Gather all lines with the word "author" in them.

───

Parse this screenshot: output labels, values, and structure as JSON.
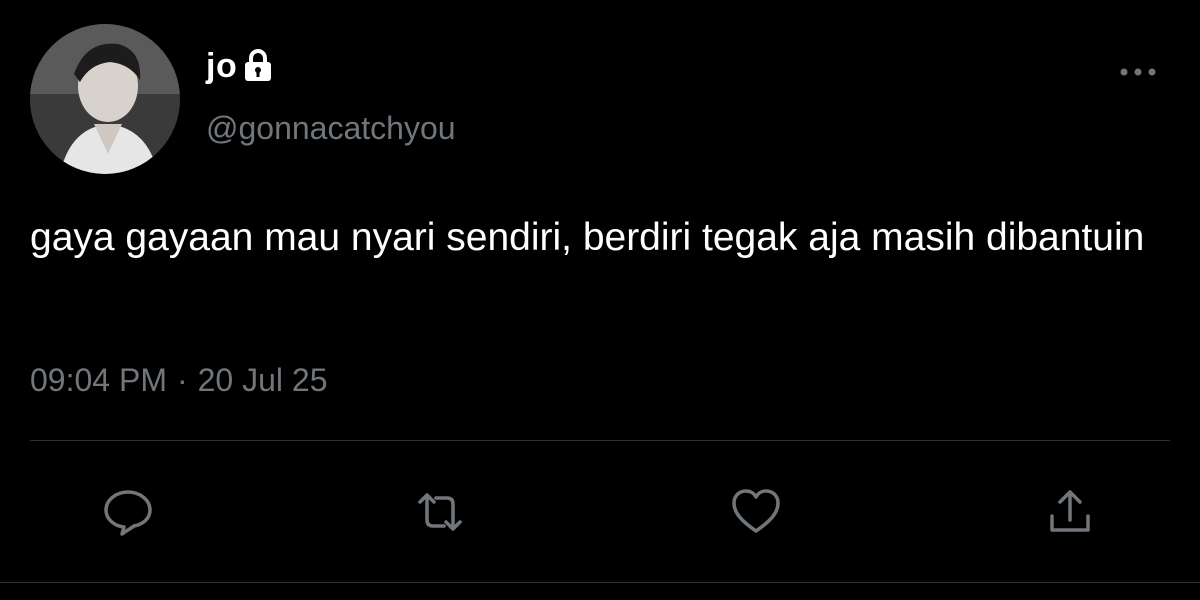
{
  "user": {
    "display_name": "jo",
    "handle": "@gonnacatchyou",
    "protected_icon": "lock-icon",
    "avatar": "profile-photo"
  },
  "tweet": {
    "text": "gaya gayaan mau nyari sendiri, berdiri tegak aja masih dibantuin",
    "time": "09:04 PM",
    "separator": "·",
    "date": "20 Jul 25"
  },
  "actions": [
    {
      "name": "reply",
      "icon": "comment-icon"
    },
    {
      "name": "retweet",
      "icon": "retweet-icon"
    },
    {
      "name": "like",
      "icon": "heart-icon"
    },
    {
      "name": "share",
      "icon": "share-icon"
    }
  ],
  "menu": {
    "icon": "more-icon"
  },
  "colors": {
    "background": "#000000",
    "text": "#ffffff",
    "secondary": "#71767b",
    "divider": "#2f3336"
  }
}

───

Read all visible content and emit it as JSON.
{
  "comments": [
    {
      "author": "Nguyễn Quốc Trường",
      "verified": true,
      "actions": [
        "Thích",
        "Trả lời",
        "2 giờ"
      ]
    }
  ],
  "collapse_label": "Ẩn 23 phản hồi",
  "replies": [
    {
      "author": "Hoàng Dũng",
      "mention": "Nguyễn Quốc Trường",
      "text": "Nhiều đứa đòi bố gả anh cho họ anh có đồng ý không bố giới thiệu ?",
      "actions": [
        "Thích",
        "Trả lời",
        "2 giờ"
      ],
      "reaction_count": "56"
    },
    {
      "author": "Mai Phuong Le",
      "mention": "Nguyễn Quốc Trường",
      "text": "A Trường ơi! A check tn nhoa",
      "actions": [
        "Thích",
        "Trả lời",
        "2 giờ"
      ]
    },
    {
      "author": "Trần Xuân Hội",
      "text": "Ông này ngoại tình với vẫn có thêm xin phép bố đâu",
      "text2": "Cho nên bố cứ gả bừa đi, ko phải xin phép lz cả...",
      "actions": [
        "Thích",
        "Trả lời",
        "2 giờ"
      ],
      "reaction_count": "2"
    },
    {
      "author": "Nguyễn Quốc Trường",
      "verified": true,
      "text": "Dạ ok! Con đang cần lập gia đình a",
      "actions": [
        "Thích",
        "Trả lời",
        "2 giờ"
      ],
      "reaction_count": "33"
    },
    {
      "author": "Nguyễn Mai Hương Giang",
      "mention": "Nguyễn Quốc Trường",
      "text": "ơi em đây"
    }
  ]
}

───

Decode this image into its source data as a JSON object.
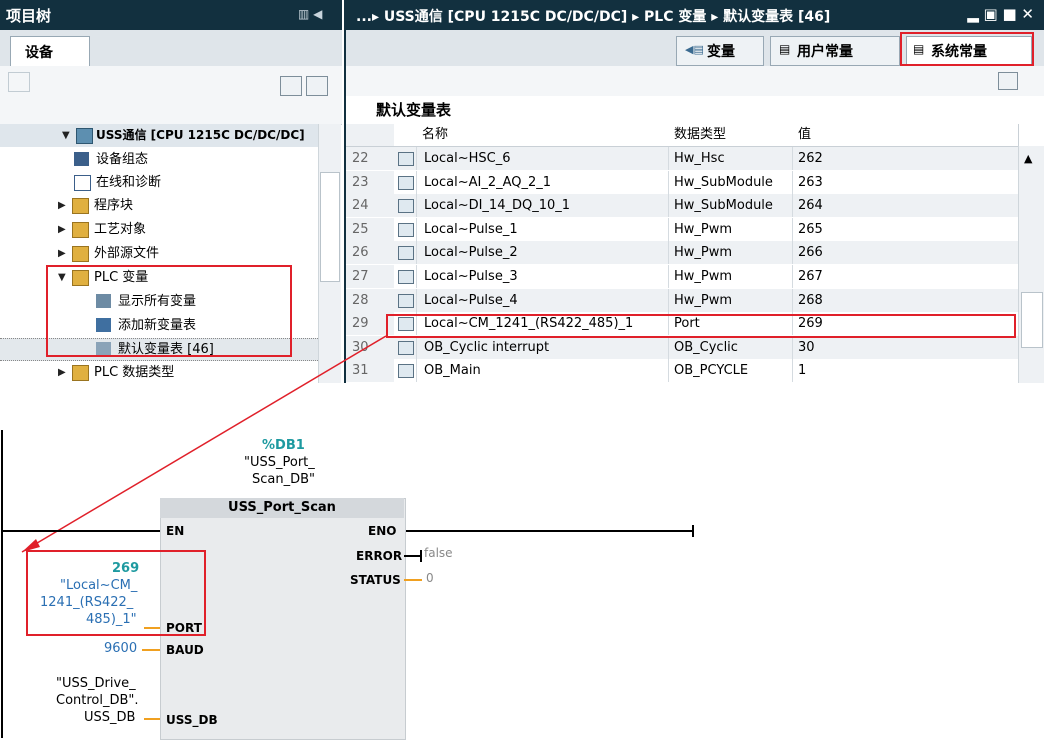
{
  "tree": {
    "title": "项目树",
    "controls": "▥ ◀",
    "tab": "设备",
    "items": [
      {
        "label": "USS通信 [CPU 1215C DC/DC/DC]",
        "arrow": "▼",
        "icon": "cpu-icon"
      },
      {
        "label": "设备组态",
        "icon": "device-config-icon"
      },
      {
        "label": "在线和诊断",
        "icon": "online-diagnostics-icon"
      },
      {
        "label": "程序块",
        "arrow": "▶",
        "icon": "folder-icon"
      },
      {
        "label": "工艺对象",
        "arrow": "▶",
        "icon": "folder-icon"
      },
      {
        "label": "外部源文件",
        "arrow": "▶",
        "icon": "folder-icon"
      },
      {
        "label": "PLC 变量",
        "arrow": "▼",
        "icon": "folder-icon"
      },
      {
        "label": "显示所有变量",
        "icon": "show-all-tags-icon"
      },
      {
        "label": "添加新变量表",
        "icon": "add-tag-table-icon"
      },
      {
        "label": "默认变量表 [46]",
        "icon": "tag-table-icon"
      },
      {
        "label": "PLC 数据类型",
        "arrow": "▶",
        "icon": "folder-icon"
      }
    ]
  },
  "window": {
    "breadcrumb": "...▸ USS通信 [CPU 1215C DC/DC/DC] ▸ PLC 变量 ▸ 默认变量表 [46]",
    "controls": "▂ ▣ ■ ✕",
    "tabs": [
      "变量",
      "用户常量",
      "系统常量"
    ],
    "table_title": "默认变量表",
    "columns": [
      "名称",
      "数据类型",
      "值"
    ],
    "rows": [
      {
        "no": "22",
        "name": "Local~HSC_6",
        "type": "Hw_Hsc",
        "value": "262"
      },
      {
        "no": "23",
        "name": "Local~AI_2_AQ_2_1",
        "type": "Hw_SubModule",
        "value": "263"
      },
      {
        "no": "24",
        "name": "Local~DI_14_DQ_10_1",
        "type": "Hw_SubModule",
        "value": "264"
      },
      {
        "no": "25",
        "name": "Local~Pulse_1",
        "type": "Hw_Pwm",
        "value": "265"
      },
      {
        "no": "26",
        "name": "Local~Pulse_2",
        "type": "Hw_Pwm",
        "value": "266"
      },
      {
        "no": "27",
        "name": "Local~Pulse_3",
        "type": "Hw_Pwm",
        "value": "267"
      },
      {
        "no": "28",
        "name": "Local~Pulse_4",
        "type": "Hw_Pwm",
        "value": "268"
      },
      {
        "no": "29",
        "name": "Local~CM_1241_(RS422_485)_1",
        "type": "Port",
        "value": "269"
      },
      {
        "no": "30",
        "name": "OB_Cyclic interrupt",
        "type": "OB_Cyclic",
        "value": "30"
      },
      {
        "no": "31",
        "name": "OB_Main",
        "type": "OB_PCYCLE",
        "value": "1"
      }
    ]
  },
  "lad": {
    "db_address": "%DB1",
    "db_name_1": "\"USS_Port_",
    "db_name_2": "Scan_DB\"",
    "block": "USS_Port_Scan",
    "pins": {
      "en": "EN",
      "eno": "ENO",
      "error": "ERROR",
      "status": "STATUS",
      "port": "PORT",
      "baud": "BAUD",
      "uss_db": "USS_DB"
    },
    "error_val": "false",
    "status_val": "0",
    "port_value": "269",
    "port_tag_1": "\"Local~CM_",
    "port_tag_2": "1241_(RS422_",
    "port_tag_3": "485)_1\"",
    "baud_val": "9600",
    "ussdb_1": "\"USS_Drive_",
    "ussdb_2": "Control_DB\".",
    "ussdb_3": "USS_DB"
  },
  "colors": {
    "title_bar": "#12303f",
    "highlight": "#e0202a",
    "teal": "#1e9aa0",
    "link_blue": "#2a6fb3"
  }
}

───

## Result of the exercise
      "author": "Nguyễn Quốc Trường",
      "author": "Hoàng Dũng",
      "author": "Mai Phuong Le",
      "author": "Trần Xuân Hội",
      "author": "Nguyễn Quốc Trường",
      "author": "Nguyễn Mai Hương Giang",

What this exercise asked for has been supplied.